--- START OF PASSAGE ---

News>Reconstruction team opens new girls' school in Afghanistan
Afghan men and women celebrate the opening of the Bibi Khala Girls' School, in Afghanistan's Zabul Province, Oct. 19, 2009. The Zabul Provincial Reconstruction Team provided the funds used to create the new school. (U.S. Air Force photo/Senior Airman Timothy Taylor)
Brigadier General Guy Walsh, 451st Air Expeditionary Wing commander, addresses the audience during a ceremony at the newly built Bibi Khala Girls' School in Afghanistan's Zabul Province, Oct. 19, 2009. Built through the help of the Zabul Provincial Reconstruction Team, a new addition to the school house created eight more classrooms and allows more than 400 students to attend classes in a building rather than tents. (U.S. Air Force photo/Senior Airman Timothy Taylor)

--- END OF PASSAGE ---
--- START OF EXCERPTED DATA ---

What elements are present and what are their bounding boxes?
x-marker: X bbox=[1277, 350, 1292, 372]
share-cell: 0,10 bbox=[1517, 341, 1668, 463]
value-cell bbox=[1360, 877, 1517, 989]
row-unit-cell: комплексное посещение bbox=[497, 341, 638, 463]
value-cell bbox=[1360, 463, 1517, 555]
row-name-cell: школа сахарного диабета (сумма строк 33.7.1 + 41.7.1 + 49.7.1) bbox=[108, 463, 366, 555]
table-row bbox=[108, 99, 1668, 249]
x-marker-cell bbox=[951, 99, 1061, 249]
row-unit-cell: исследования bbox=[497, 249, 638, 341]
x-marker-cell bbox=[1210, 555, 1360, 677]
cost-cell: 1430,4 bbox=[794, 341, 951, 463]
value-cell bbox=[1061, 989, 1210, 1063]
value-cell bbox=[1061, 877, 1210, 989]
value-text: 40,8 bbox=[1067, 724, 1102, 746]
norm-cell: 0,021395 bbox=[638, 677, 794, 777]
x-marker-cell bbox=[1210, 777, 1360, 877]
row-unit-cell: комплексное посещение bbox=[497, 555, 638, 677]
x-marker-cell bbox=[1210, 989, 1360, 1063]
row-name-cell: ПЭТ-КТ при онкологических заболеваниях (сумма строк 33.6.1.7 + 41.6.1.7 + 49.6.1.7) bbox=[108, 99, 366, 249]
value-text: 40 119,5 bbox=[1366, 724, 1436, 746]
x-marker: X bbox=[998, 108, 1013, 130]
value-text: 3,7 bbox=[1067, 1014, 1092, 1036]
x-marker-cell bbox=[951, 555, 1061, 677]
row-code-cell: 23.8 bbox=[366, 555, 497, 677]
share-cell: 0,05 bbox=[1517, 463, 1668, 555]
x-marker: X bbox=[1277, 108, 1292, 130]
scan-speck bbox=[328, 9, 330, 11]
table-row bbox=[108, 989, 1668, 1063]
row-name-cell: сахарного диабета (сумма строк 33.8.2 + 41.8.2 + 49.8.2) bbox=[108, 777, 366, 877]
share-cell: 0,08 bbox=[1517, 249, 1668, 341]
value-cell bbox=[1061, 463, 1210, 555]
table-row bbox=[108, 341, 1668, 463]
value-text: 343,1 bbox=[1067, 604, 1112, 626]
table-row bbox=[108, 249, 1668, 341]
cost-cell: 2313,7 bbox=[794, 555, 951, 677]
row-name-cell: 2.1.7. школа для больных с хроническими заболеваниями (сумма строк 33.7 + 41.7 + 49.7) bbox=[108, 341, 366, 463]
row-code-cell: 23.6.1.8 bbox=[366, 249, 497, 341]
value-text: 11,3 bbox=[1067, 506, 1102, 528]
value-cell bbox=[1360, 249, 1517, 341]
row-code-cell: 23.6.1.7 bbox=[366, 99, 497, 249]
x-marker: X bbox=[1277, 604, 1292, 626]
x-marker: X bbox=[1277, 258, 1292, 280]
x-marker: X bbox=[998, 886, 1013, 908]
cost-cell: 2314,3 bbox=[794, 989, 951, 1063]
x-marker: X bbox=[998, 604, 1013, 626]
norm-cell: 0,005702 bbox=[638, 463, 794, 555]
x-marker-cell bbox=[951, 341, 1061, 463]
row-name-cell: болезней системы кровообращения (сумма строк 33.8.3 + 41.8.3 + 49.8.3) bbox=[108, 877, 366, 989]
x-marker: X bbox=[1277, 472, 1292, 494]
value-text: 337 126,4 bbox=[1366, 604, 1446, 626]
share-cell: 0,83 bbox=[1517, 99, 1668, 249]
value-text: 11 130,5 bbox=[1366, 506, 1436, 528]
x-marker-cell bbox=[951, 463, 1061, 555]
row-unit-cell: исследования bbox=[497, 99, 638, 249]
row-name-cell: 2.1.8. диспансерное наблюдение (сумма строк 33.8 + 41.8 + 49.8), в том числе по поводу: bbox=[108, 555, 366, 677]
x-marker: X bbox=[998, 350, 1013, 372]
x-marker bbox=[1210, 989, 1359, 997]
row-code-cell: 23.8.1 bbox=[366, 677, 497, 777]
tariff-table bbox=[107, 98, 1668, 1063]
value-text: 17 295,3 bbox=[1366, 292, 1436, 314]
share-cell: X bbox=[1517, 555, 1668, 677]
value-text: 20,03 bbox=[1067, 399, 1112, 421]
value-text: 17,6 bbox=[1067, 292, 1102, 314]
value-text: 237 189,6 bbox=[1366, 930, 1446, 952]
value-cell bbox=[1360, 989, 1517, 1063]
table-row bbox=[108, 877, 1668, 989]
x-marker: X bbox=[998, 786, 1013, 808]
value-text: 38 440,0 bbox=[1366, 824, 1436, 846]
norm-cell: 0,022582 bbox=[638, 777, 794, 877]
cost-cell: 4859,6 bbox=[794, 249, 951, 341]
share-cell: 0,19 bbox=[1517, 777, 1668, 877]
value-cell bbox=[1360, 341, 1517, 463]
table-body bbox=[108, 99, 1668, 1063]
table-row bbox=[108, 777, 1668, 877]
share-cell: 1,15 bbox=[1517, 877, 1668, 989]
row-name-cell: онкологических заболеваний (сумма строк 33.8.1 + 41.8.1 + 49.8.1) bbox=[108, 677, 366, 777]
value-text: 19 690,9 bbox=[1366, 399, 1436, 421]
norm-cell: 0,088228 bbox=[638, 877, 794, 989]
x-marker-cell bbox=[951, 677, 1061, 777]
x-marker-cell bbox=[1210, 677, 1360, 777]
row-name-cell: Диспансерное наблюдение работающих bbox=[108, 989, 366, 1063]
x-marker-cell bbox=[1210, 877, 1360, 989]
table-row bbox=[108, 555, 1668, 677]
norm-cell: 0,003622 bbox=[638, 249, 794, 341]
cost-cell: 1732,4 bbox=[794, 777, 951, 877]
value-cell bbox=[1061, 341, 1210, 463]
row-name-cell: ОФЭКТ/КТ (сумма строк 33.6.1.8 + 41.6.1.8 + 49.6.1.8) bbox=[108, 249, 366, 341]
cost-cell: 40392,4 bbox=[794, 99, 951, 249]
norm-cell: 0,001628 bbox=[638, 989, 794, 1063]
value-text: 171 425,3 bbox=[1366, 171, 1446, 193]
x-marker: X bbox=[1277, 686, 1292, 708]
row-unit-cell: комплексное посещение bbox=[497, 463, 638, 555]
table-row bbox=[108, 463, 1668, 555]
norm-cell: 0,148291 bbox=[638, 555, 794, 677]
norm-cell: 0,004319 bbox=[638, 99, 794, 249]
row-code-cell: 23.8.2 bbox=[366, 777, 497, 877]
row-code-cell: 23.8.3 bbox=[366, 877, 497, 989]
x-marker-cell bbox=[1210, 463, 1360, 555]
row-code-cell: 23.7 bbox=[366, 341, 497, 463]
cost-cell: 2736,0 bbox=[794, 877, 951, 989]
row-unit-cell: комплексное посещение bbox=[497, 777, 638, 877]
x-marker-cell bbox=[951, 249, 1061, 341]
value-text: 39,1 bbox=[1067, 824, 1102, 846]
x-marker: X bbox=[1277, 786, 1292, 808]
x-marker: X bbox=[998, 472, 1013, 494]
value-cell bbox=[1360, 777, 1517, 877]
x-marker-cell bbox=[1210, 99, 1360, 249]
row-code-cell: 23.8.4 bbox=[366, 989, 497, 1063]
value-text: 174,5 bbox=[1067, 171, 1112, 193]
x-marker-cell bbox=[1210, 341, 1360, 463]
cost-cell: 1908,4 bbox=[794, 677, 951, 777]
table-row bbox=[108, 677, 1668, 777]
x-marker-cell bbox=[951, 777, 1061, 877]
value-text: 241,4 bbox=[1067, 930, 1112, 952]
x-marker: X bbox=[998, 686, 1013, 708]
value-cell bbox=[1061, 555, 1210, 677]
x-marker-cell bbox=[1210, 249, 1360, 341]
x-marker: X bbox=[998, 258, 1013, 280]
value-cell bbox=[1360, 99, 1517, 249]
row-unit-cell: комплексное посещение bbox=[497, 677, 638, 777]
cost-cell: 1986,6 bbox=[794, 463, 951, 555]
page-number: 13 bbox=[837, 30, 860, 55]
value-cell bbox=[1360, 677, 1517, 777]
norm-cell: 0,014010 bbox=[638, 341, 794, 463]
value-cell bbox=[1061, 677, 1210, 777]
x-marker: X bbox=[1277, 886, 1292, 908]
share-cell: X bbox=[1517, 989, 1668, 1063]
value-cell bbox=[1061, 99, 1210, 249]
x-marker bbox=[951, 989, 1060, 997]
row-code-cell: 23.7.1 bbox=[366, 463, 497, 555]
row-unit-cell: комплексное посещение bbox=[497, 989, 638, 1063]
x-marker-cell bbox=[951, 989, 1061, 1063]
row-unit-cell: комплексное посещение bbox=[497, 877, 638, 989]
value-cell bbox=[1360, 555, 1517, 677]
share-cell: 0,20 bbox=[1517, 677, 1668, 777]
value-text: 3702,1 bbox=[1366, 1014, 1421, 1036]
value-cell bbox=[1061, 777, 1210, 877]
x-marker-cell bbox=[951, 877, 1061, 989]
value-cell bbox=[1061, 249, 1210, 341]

--- END OF EXCERPTED DATA ---

# DIRECTIONS
1/ Name each organization mentioned in the news item about the girls' school opening, leaving out the school itself.
2/ In the news item about the girls' school, how many additional classrooms did the new addition create?
3/ Please write the next part of the news item about the girls' school opening in Zabul Province, picking up right after its last sentence.

# RESULTS IN ORDER
1/
Zabul Provincial Reconstruction Team
451st Air Expeditionary Wing
U.S. Air Force

2/ Eight more classrooms.

3/
Zabul Province Governor Alhaj Ashraf Naseri releases two doves, symbolizing a new beginning, during the opening ceremony for the new Bibi Khala Girls' School in Qalat City, Afghanistan, Oct. 19, 2009. Ching Eikenberry, wife of ambassador Karl Eikenberry, who initiated the idea of the new school, was also present to commemorate the opening of the all women's school. (U.S. Air Force photo/Senior Airman Timothy Taylor)
by Staff Sgt. Angelique N. Smythe
451st Air Expeditionary Wing Public Affairs
10/22/2009 - KANDAHAR AIRFIELD, Afghanistan (AFNS) -- A crowd of Afghans and U.S. servicemembers celebrated the building of the new Bibi Khala Girls' School Oct. 19 in Qalat city, located in Afghanistan's Zabul province.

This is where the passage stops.